#### Source material ####

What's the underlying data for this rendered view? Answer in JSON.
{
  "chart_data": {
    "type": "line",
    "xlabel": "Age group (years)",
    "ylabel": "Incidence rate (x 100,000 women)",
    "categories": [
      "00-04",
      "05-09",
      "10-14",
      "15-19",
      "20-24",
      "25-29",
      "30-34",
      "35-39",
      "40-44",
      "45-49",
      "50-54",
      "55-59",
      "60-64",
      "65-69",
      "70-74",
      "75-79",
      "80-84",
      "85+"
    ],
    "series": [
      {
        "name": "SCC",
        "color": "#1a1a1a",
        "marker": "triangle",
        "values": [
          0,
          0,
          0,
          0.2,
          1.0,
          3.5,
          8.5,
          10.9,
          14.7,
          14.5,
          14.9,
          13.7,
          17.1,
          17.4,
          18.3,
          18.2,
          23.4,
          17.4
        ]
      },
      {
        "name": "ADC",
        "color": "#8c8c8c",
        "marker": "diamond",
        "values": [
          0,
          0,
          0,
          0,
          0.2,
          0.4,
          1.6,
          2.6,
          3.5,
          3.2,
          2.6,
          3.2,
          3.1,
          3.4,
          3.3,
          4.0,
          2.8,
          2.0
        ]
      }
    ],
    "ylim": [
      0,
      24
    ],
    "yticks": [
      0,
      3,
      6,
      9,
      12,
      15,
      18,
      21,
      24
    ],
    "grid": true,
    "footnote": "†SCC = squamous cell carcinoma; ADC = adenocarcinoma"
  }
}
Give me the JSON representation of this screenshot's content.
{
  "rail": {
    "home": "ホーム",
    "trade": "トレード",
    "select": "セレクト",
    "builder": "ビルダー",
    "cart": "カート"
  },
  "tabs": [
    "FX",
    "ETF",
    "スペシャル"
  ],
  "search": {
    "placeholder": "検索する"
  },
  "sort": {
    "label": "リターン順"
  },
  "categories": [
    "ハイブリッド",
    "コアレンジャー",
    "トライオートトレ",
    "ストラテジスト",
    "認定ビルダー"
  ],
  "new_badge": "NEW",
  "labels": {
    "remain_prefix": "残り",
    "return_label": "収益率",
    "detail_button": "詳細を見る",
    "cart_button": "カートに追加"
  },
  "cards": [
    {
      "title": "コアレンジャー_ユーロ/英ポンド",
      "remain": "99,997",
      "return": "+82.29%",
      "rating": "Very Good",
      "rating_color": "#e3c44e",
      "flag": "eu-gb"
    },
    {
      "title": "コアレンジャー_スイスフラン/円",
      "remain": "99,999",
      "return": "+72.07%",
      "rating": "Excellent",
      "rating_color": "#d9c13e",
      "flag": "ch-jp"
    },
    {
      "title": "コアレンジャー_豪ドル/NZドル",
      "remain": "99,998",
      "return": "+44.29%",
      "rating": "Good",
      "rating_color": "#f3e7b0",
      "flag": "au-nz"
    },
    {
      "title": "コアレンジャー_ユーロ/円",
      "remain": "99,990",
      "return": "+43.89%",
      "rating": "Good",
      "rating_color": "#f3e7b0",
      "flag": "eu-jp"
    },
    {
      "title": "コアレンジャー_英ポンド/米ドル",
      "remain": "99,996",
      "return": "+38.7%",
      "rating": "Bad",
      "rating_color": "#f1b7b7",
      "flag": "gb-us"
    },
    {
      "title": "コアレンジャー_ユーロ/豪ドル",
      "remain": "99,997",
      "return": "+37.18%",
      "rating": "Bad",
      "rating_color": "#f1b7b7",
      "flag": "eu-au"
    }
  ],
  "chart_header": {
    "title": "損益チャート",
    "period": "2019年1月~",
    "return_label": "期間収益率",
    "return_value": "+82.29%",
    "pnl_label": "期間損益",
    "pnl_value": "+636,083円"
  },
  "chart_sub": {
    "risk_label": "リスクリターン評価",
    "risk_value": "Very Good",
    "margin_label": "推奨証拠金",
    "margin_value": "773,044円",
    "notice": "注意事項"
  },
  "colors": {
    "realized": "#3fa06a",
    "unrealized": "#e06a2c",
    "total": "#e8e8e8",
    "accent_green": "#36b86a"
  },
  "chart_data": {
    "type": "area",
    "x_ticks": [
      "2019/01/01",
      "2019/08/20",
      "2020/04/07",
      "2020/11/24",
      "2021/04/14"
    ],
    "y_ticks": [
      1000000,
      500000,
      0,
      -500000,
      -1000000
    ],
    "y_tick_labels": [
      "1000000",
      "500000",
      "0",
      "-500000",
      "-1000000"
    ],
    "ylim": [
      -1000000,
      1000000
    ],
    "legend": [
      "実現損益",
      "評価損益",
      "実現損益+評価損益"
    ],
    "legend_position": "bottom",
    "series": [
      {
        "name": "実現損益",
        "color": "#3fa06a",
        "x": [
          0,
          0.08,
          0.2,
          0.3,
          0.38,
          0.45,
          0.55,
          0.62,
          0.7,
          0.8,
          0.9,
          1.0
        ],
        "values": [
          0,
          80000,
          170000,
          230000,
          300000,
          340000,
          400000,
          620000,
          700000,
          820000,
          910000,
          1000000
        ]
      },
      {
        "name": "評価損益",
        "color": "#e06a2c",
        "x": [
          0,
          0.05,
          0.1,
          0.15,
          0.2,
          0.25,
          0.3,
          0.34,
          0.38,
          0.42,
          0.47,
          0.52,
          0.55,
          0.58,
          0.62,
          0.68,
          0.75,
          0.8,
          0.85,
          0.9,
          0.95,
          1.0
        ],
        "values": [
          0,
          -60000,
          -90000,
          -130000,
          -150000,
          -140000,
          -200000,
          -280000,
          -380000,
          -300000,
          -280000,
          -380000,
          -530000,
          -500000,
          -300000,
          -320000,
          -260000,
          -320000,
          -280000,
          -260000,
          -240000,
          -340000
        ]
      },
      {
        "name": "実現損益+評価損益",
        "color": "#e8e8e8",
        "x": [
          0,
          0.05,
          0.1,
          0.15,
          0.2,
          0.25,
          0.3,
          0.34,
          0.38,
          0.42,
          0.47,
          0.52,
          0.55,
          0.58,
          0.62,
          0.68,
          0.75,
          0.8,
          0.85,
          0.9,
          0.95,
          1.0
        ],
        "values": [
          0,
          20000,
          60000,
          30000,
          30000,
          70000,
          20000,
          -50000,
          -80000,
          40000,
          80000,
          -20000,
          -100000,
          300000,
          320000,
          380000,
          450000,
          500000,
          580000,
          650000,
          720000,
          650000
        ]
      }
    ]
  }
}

####

(Task description): Each record above should be output again exactly.

(Exercise solution):
What's the underlying data for this rendered view? Answer in JSON.
{
  "chart_data": {
    "type": "line",
    "xlabel": "Age group (years)",
    "ylabel": "Incidence rate (x 100,000 women)",
    "categories": [
      "00-04",
      "05-09",
      "10-14",
      "15-19",
      "20-24",
      "25-29",
      "30-34",
      "35-39",
      "40-44",
      "45-49",
      "50-54",
      "55-59",
      "60-64",
      "65-69",
      "70-74",
      "75-79",
      "80-84",
      "85+"
    ],
    "series": [
      {
        "name": "SCC",
        "color": "#1a1a1a",
        "marker": "triangle",
        "values": [
          0,
          0,
          0,
          0.2,
          1.0,
          3.5,
          8.5,
          10.9,
          14.7,
          14.5,
          14.9,
          13.7,
          17.1,
          17.4,
          18.3,
          18.2,
          23.4,
          17.4
        ]
      },
      {
        "name": "ADC",
        "color": "#8c8c8c",
        "marker": "diamond",
        "values": [
          0,
          0,
          0,
          0,
          0.2,
          0.4,
          1.6,
          2.6,
          3.5,
          3.2,
          2.6,
          3.2,
          3.1,
          3.4,
          3.3,
          4.0,
          2.8,
          2.0
        ]
      }
    ],
    "ylim": [
      0,
      24
    ],
    "yticks": [
      0,
      3,
      6,
      9,
      12,
      15,
      18,
      21,
      24
    ],
    "grid": true,
    "footnote": "†SCC = squamous cell carcinoma; ADC = adenocarcinoma"
  }
}
Give me the JSON representation of this screenshot's content.
{
  "rail": {
    "home": "ホーム",
    "trade": "トレード",
    "select": "セレクト",
    "builder": "ビルダー",
    "cart": "カート"
  },
  "tabs": [
    "FX",
    "ETF",
    "スペシャル"
  ],
  "search": {
    "placeholder": "検索する"
  },
  "sort": {
    "label": "リターン順"
  },
  "categories": [
    "ハイブリッド",
    "コアレンジャー",
    "トライオートトレ",
    "ストラテジスト",
    "認定ビルダー"
  ],
  "new_badge": "NEW",
  "labels": {
    "remain_prefix": "残り",
    "return_label": "収益率",
    "detail_button": "詳細を見る",
    "cart_button": "カートに追加"
  },
  "cards": [
    {
      "title": "コアレンジャー_ユーロ/英ポンド",
      "remain": "99,997",
      "return": "+82.29%",
      "rating": "Very Good",
      "rating_color": "#e3c44e",
      "flag": "eu-gb"
    },
    {
      "title": "コアレンジャー_スイスフラン/円",
      "remain": "99,999",
      "return": "+72.07%",
      "rating": "Excellent",
      "rating_color": "#d9c13e",
      "flag": "ch-jp"
    },
    {
      "title": "コアレンジャー_豪ドル/NZドル",
      "remain": "99,998",
      "return": "+44.29%",
      "rating": "Good",
      "rating_color": "#f3e7b0",
      "flag": "au-nz"
    },
    {
      "title": "コアレンジャー_ユーロ/円",
      "remain": "99,990",
      "return": "+43.89%",
      "rating": "Good",
      "rating_color": "#f3e7b0",
      "flag": "eu-jp"
    },
    {
      "title": "コアレンジャー_英ポンド/米ドル",
      "remain": "99,996",
      "return": "+38.7%",
      "rating": "Bad",
      "rating_color": "#f1b7b7",
      "flag": "gb-us"
    },
    {
      "title": "コアレンジャー_ユーロ/豪ドル",
      "remain": "99,997",
      "return": "+37.18%",
      "rating": "Bad",
      "rating_color": "#f1b7b7",
      "flag": "eu-au"
    }
  ],
  "chart_header": {
    "title": "損益チャート",
    "period": "2019年1月~",
    "return_label": "期間収益率",
    "return_value": "+82.29%",
    "pnl_label": "期間損益",
    "pnl_value": "+636,083円"
  },
  "chart_sub": {
    "risk_label": "リスクリターン評価",
    "risk_value": "Very Good",
    "margin_label": "推奨証拠金",
    "margin_value": "773,044円",
    "notice": "注意事項"
  },
  "colors": {
    "realized": "#3fa06a",
    "unrealized": "#e06a2c",
    "total": "#e8e8e8",
    "accent_green": "#36b86a"
  },
  "chart_data": {
    "type": "area",
    "x_ticks": [
      "2019/01/01",
      "2019/08/20",
      "2020/04/07",
      "2020/11/24",
      "2021/04/14"
    ],
    "y_ticks": [
      1000000,
      500000,
      0,
      -500000,
      -1000000
    ],
    "y_tick_labels": [
      "1000000",
      "500000",
      "0",
      "-500000",
      "-1000000"
    ],
    "ylim": [
      -1000000,
      1000000
    ],
    "legend": [
      "実現損益",
      "評価損益",
      "実現損益+評価損益"
    ],
    "legend_position": "bottom",
    "series": [
      {
        "name": "実現損益",
        "color": "#3fa06a",
        "x": [
          0,
          0.08,
          0.2,
          0.3,
          0.38,
          0.45,
          0.55,
          0.62,
          0.7,
          0.8,
          0.9,
          1.0
        ],
        "values": [
          0,
          80000,
          170000,
          230000,
          300000,
          340000,
          400000,
          620000,
          700000,
          820000,
          910000,
          1000000
        ]
      },
      {
        "name": "評価損益",
        "color": "#e06a2c",
        "x": [
          0,
          0.05,
          0.1,
          0.15,
          0.2,
          0.25,
          0.3,
          0.34,
          0.38,
          0.42,
          0.47,
          0.52,
          0.55,
          0.58,
          0.62,
          0.68,
          0.75,
          0.8,
          0.85,
          0.9,
          0.95,
          1.0
        ],
        "values": [
          0,
          -60000,
          -90000,
          -130000,
          -150000,
          -140000,
          -200000,
          -280000,
          -380000,
          -300000,
          -280000,
          -380000,
          -530000,
          -500000,
          -300000,
          -320000,
          -260000,
          -320000,
          -280000,
          -260000,
          -240000,
          -340000
        ]
      },
      {
        "name": "実現損益+評価損益",
        "color": "#e8e8e8",
        "x": [
          0,
          0.05,
          0.1,
          0.15,
          0.2,
          0.25,
          0.3,
          0.34,
          0.38,
          0.42,
          0.47,
          0.52,
          0.55,
          0.58,
          0.62,
          0.68,
          0.75,
          0.8,
          0.85,
          0.9,
          0.95,
          1.0
        ],
        "values": [
          0,
          20000,
          60000,
          30000,
          30000,
          70000,
          20000,
          -50000,
          -80000,
          40000,
          80000,
          -20000,
          -100000,
          300000,
          320000,
          380000,
          450000,
          500000,
          580000,
          650000,
          720000,
          650000
        ]
      }
    ]
  }
}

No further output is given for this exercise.